Copy out the rows below verbatim, omitting the pictures.

** BEGIN Dataset entries **

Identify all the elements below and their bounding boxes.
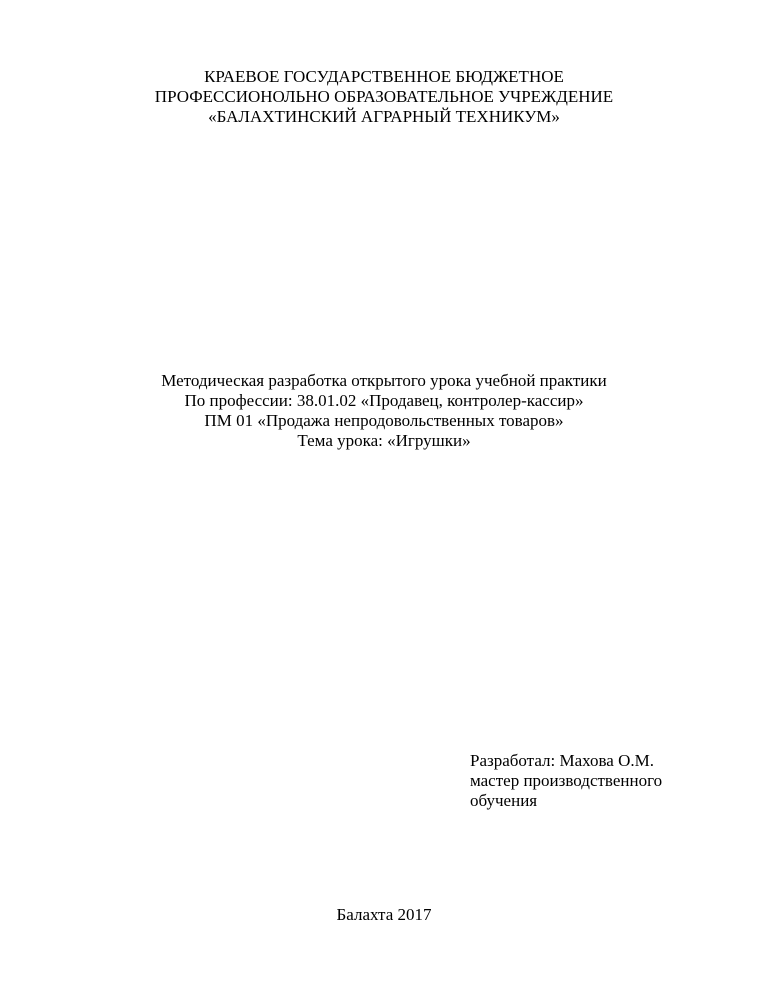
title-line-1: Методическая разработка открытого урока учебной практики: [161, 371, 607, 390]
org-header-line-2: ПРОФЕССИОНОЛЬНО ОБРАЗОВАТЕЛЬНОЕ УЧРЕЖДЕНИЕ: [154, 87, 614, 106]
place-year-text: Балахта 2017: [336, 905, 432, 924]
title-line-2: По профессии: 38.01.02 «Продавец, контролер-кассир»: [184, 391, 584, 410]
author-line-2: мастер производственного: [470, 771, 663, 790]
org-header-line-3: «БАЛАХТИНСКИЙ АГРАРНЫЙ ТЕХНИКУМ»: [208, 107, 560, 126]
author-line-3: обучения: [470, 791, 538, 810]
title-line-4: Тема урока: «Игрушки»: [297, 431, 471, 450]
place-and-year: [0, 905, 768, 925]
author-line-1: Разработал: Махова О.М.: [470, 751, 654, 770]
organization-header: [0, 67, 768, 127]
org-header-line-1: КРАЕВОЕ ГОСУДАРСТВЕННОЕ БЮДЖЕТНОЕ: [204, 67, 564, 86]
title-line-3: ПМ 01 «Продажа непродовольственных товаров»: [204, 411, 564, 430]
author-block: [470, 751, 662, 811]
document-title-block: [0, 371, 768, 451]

** END Dataset entries **

» Result of the exercise
Identify all the elements below and their bounding boxes.
title-line-1: Методическая разработка открытого урока учебной практики: [161, 371, 607, 390]
org-header-line-2: ПРОФЕССИОНОЛЬНО ОБРАЗОВАТЕЛЬНОЕ УЧРЕЖДЕНИЕ: [154, 87, 614, 106]
place-year-text: Балахта 2017: [336, 905, 432, 924]
title-line-2: По профессии: 38.01.02 «Продавец, контролер-кассир»: [184, 391, 584, 410]
author-line-2: мастер производственного: [470, 771, 663, 790]
org-header-line-3: «БАЛАХТИНСКИЙ АГРАРНЫЙ ТЕХНИКУМ»: [208, 107, 560, 126]
author-line-3: обучения: [470, 791, 538, 810]
title-line-4: Тема урока: «Игрушки»: [297, 431, 471, 450]
place-and-year: [0, 905, 768, 925]
author-line-1: Разработал: Махова О.М.: [470, 751, 654, 770]
organization-header: [0, 67, 768, 127]
org-header-line-1: КРАЕВОЕ ГОСУДАРСТВЕННОЕ БЮДЖЕТНОЕ: [204, 67, 564, 86]
title-line-3: ПМ 01 «Продажа непродовольственных товаров»: [204, 411, 564, 430]
author-block: [470, 751, 662, 811]
document-title-block: [0, 371, 768, 451]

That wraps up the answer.